**Request:**
Write only the number of lines in the records beneath that hold "name".

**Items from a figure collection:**
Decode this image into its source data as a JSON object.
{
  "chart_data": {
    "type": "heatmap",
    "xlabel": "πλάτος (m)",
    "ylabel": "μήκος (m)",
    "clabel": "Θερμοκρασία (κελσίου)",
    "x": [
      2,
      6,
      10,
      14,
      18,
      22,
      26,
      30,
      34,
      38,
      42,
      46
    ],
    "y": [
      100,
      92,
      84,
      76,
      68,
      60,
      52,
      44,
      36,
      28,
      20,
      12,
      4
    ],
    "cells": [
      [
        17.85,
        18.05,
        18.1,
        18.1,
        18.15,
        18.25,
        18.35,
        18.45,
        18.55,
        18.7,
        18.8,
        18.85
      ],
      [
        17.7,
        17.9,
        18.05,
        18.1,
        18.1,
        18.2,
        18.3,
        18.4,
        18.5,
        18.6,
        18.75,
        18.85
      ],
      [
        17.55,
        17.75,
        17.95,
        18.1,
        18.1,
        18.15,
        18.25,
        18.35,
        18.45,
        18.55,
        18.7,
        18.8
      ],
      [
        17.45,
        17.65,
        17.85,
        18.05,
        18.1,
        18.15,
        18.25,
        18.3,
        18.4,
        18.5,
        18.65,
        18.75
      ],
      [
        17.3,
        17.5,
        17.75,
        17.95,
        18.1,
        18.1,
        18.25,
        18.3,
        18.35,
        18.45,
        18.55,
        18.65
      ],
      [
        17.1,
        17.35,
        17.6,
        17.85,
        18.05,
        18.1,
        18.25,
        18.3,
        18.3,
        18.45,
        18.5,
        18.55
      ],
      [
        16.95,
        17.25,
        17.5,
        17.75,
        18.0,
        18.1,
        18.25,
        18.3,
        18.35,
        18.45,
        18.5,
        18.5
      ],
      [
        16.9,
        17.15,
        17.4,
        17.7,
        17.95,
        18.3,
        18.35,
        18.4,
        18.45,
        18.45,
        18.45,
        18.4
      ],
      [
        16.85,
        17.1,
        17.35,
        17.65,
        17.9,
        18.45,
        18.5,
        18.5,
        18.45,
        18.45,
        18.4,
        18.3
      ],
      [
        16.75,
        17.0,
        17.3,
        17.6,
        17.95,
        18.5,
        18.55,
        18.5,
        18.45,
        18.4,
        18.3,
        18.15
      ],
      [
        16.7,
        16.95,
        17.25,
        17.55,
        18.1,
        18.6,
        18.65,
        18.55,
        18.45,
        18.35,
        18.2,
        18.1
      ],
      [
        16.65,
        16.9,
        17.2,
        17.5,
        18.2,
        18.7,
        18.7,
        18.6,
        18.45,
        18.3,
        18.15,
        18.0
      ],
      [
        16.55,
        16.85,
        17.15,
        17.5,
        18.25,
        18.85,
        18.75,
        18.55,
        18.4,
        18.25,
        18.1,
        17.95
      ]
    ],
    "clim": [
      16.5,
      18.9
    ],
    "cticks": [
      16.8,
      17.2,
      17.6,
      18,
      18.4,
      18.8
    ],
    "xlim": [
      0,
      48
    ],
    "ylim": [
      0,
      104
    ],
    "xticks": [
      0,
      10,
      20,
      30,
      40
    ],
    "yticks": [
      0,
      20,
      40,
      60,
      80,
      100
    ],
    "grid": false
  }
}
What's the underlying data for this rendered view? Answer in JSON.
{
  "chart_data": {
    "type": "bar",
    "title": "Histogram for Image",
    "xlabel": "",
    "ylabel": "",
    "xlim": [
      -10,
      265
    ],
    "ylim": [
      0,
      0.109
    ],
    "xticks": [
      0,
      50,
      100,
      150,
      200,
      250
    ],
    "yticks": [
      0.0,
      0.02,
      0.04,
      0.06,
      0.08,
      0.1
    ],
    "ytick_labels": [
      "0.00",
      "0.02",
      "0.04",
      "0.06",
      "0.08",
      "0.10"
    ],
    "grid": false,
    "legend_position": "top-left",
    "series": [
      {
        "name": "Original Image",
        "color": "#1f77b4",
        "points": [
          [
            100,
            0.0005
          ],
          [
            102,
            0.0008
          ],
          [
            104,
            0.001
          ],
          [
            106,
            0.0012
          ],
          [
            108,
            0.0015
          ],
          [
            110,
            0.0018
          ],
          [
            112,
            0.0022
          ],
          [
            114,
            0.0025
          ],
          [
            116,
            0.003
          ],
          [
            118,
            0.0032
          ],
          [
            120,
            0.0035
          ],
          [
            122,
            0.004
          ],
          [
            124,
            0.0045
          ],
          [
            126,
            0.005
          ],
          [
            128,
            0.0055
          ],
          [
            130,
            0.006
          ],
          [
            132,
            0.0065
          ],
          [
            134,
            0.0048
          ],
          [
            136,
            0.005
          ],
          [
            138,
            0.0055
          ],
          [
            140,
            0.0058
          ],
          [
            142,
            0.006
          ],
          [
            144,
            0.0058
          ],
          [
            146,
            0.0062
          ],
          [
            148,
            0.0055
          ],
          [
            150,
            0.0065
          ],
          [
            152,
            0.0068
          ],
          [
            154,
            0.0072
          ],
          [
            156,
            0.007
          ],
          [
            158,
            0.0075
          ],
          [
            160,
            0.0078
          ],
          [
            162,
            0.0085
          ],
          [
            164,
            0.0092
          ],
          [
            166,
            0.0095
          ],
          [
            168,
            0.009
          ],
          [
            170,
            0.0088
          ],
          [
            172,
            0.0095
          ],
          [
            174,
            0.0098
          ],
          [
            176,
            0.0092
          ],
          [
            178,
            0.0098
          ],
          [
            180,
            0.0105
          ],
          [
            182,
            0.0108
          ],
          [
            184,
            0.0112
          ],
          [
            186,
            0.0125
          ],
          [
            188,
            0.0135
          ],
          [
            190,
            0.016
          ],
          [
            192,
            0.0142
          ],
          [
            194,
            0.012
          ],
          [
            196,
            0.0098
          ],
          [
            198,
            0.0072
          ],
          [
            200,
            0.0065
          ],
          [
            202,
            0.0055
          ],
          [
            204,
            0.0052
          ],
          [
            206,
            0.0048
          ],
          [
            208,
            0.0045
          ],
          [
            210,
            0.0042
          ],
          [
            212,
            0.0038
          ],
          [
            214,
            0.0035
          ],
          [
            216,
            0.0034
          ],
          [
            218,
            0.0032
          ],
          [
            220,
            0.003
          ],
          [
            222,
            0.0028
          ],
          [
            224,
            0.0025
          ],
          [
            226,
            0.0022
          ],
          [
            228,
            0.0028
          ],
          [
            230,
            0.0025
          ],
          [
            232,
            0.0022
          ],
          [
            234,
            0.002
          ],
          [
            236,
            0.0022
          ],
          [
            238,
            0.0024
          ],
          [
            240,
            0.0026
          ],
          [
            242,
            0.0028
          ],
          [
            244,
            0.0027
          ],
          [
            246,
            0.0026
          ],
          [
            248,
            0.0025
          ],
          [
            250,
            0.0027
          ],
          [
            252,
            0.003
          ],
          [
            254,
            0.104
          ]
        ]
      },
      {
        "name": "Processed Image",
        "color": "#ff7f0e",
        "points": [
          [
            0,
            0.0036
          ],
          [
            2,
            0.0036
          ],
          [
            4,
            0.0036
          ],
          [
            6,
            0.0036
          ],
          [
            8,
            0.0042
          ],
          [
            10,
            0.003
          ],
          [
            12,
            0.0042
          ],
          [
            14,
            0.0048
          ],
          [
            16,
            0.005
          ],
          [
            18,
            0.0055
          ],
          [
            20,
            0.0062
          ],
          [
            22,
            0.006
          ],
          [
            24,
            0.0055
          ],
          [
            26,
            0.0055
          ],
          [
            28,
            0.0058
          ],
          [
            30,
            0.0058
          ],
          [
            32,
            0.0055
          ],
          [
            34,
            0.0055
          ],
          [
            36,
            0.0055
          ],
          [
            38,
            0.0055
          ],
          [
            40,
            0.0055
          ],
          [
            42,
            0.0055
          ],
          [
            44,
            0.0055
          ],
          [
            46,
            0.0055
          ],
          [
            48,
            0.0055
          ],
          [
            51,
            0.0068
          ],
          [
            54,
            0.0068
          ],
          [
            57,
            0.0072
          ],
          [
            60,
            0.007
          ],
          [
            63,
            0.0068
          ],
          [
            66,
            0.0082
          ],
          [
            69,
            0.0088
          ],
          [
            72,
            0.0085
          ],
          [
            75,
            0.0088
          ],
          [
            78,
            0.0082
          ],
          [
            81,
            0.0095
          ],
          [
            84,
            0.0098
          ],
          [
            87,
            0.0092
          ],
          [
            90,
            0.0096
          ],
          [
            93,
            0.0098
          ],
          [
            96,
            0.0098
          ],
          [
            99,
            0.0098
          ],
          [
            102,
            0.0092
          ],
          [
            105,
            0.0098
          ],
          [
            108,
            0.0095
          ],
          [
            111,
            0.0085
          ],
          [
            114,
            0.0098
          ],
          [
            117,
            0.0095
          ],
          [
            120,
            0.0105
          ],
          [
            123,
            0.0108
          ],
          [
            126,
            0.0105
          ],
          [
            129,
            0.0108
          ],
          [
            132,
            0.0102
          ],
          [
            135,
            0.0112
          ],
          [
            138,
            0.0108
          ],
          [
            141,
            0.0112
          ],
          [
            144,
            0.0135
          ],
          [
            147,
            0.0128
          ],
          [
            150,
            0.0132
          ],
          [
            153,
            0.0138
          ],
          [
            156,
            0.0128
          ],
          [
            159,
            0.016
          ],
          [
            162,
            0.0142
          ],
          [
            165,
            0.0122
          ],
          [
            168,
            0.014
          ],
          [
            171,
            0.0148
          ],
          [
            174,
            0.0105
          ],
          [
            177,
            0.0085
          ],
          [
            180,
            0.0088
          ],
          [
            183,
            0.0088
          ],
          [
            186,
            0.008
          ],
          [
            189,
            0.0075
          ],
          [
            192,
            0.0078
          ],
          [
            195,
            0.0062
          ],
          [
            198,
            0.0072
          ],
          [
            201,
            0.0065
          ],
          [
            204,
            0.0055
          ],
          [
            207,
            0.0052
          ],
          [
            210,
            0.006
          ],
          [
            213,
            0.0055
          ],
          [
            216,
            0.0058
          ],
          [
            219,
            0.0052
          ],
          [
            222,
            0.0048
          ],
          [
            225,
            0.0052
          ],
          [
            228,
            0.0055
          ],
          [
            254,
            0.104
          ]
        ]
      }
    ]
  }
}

**Response for this exercise:**
2